(DO THIS):
Below is some material; set it all down exactly, apart from the pictures.

(DATA PROVIDED):

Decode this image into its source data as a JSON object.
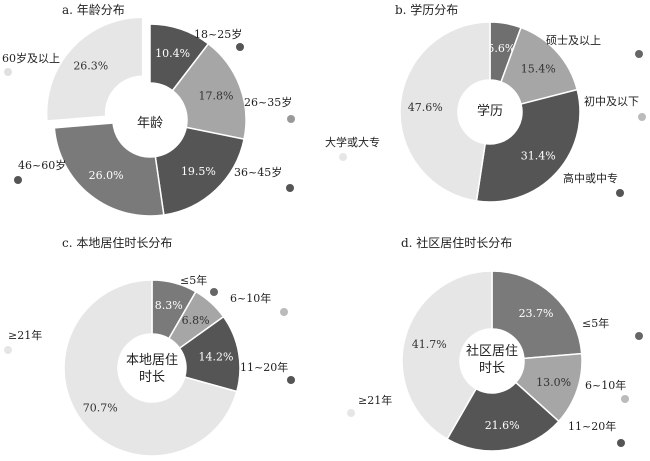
{
  "colors": {
    "dark": "#555555",
    "mid": "#a6a6a6",
    "light": "#e6e6e6",
    "hole": "#ffffff"
  },
  "chart_data": [
    {
      "type": "pie",
      "title": "a. 年龄分布",
      "center": "年龄",
      "slices": [
        {
          "label": "18~25岁",
          "value": 10.4,
          "display": "10.4%",
          "color": "#555555"
        },
        {
          "label": "26~35岁",
          "value": 17.8,
          "display": "17.8%",
          "color": "#a6a6a6"
        },
        {
          "label": "36~45岁",
          "value": 19.5,
          "display": "19.5%",
          "color": "#555555"
        },
        {
          "label": "46~60岁",
          "value": 26.0,
          "display": "26.0%",
          "color": "#7a7a7a"
        },
        {
          "label": "60岁及以上",
          "value": 26.3,
          "display": "26.3%",
          "color": "#e6e6e6"
        }
      ]
    },
    {
      "type": "pie",
      "title": "b. 学历分布",
      "center": "学历",
      "slices": [
        {
          "label": "硕士及以上",
          "value": 5.6,
          "display": "5.6%",
          "color": "#6f6f6f"
        },
        {
          "label": "初中及以下",
          "value": 15.4,
          "display": "15.4%",
          "color": "#a6a6a6"
        },
        {
          "label": "高中或中专",
          "value": 31.4,
          "display": "31.4%",
          "color": "#555555"
        },
        {
          "label": "大学或大专",
          "value": 47.6,
          "display": "47.6%",
          "color": "#e6e6e6"
        }
      ]
    },
    {
      "type": "pie",
      "title": "c. 本地居住时长分布",
      "center": "本地居住时长",
      "slices": [
        {
          "label": "≤5年",
          "value": 8.3,
          "display": "8.3%",
          "color": "#7a7a7a"
        },
        {
          "label": "6~10年",
          "value": 6.8,
          "display": "6.8%",
          "color": "#a6a6a6"
        },
        {
          "label": "11~20年",
          "value": 14.2,
          "display": "14.2%",
          "color": "#555555"
        },
        {
          "label": "≥21年",
          "value": 70.7,
          "display": "70.7%",
          "color": "#e6e6e6"
        }
      ]
    },
    {
      "type": "pie",
      "title": "d. 社区居住时长分布",
      "center": "社区居住时长",
      "slices": [
        {
          "label": "≤5年",
          "value": 23.7,
          "display": "23.7%",
          "color": "#7a7a7a"
        },
        {
          "label": "6~10年",
          "value": 13.0,
          "display": "13.0%",
          "color": "#a6a6a6"
        },
        {
          "label": "11~20年",
          "value": 21.6,
          "display": "21.6%",
          "color": "#555555"
        },
        {
          "label": "≥21年",
          "value": 41.7,
          "display": "41.7%",
          "color": "#e6e6e6"
        }
      ]
    }
  ]
}
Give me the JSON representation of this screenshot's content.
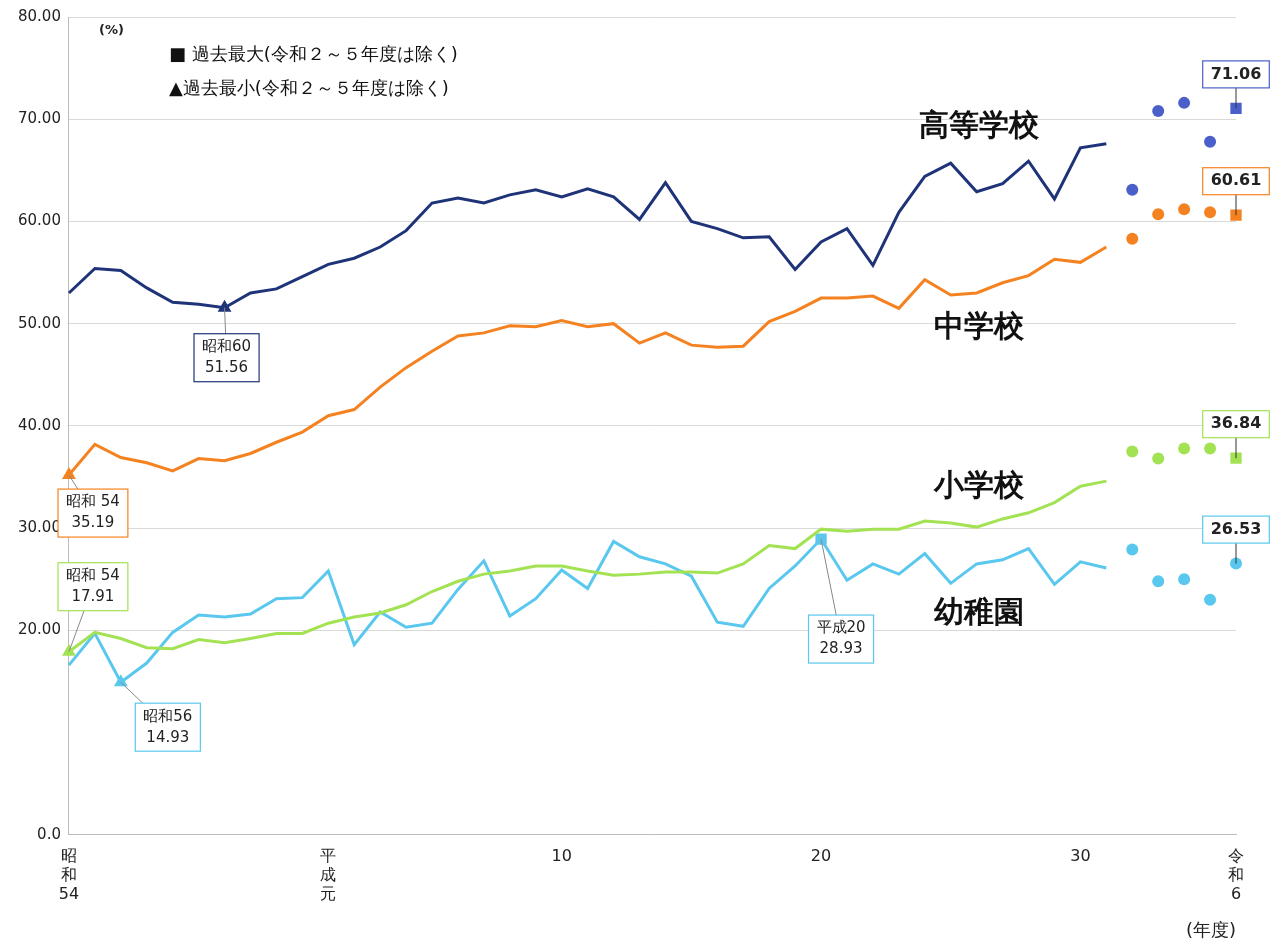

(WRITTEN SOLUTION):
Decode this image into its source data as a JSON object.
{
  "colors": {
    "dark": "#555555",
    "mid": "#a6a6a6",
    "light": "#e6e6e6",
    "hole": "#ffffff"
  },
  "chart_data": [
    {
      "type": "pie",
      "title": "a. 年龄分布",
      "center": "年龄",
      "slices": [
        {
          "label": "18~25岁",
          "value": 10.4,
          "display": "10.4%",
          "color": "#555555"
        },
        {
          "label": "26~35岁",
          "value": 17.8,
          "display": "17.8%",
          "color": "#a6a6a6"
        },
        {
          "label": "36~45岁",
          "value": 19.5,
          "display": "19.5%",
          "color": "#555555"
        },
        {
          "label": "46~60岁",
          "value": 26.0,
          "display": "26.0%",
          "color": "#7a7a7a"
        },
        {
          "label": "60岁及以上",
          "value": 26.3,
          "display": "26.3%",
          "color": "#e6e6e6"
        }
      ]
    },
    {
      "type": "pie",
      "title": "b. 学历分布",
      "center": "学历",
      "slices": [
        {
          "label": "硕士及以上",
          "value": 5.6,
          "display": "5.6%",
          "color": "#6f6f6f"
        },
        {
          "label": "初中及以下",
          "value": 15.4,
          "display": "15.4%",
          "color": "#a6a6a6"
        },
        {
          "label": "高中或中专",
          "value": 31.4,
          "display": "31.4%",
          "color": "#555555"
        },
        {
          "label": "大学或大专",
          "value": 47.6,
          "display": "47.6%",
          "color": "#e6e6e6"
        }
      ]
    },
    {
      "type": "pie",
      "title": "c. 本地居住时长分布",
      "center": "本地居住时长",
      "slices": [
        {
          "label": "≤5年",
          "value": 8.3,
          "display": "8.3%",
          "color": "#7a7a7a"
        },
        {
          "label": "6~10年",
          "value": 6.8,
          "display": "6.8%",
          "color": "#a6a6a6"
        },
        {
          "label": "11~20年",
          "value": 14.2,
          "display": "14.2%",
          "color": "#555555"
        },
        {
          "label": "≥21年",
          "value": 70.7,
          "display": "70.7%",
          "color": "#e6e6e6"
        }
      ]
    },
    {
      "type": "pie",
      "title": "d. 社区居住时长分布",
      "center": "社区居住时长",
      "slices": [
        {
          "label": "≤5年",
          "value": 23.7,
          "display": "23.7%",
          "color": "#7a7a7a"
        },
        {
          "label": "6~10年",
          "value": 13.0,
          "display": "13.0%",
          "color": "#a6a6a6"
        },
        {
          "label": "11~20年",
          "value": 21.6,
          "display": "21.6%",
          "color": "#555555"
        },
        {
          "label": "≥21年",
          "value": 41.7,
          "display": "41.7%",
          "color": "#e6e6e6"
        }
      ]
    }
  ]
}
Give me the JSON representation of this screenshot's content.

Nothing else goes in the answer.